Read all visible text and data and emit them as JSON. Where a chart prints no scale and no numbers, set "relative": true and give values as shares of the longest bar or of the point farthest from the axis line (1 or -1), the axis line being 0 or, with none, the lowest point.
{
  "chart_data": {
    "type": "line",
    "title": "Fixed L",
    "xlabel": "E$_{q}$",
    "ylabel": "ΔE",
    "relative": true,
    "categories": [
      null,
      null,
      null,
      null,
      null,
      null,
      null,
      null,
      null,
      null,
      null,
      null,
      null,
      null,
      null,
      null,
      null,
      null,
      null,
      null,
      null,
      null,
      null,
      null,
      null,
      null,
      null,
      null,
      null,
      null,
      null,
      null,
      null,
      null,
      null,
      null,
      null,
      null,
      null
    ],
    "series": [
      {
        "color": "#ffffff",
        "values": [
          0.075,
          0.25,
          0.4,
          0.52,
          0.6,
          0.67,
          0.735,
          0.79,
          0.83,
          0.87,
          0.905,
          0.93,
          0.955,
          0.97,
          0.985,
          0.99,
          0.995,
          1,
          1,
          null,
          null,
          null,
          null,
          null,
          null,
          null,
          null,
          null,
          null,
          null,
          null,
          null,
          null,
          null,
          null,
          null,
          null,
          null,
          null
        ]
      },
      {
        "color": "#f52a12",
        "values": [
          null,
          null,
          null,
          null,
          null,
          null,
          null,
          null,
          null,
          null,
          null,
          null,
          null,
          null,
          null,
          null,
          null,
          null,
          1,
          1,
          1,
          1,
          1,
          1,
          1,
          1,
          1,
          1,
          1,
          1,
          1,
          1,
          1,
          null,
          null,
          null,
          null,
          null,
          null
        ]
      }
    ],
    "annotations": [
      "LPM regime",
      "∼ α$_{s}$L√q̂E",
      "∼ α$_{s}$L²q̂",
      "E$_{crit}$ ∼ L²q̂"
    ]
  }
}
════════
Task prompt -
Return each entry from above without altering a single character.

Exercise result -
Read all visible text and data and emit them as JSON. Where a chart prints no scale and no numbers, set "relative": true and give values as shares of the longest bar or of the point farthest from the axis line (1 or -1), the axis line being 0 or, with none, the lowest point.
{
  "chart_data": {
    "type": "line",
    "title": "Fixed L",
    "xlabel": "E$_{q}$",
    "ylabel": "ΔE",
    "relative": true,
    "categories": [
      null,
      null,
      null,
      null,
      null,
      null,
      null,
      null,
      null,
      null,
      null,
      null,
      null,
      null,
      null,
      null,
      null,
      null,
      null,
      null,
      null,
      null,
      null,
      null,
      null,
      null,
      null,
      null,
      null,
      null,
      null,
      null,
      null,
      null,
      null,
      null,
      null,
      null,
      null
    ],
    "series": [
      {
        "color": "#ffffff",
        "values": [
          0.075,
          0.25,
          0.4,
          0.52,
          0.6,
          0.67,
          0.735,
          0.79,
          0.83,
          0.87,
          0.905,
          0.93,
          0.955,
          0.97,
          0.985,
          0.99,
          0.995,
          1,
          1,
          null,
          null,
          null,
          null,
          null,
          null,
          null,
          null,
          null,
          null,
          null,
          null,
          null,
          null,
          null,
          null,
          null,
          null,
          null,
          null
        ]
      },
      {
        "color": "#f52a12",
        "values": [
          null,
          null,
          null,
          null,
          null,
          null,
          null,
          null,
          null,
          null,
          null,
          null,
          null,
          null,
          null,
          null,
          null,
          null,
          1,
          1,
          1,
          1,
          1,
          1,
          1,
          1,
          1,
          1,
          1,
          1,
          1,
          1,
          1,
          null,
          null,
          null,
          null,
          null,
          null
        ]
      }
    ],
    "annotations": [
      "LPM regime",
      "∼ α$_{s}$L√q̂E",
      "∼ α$_{s}$L²q̂",
      "E$_{crit}$ ∼ L²q̂"
    ]
  }
}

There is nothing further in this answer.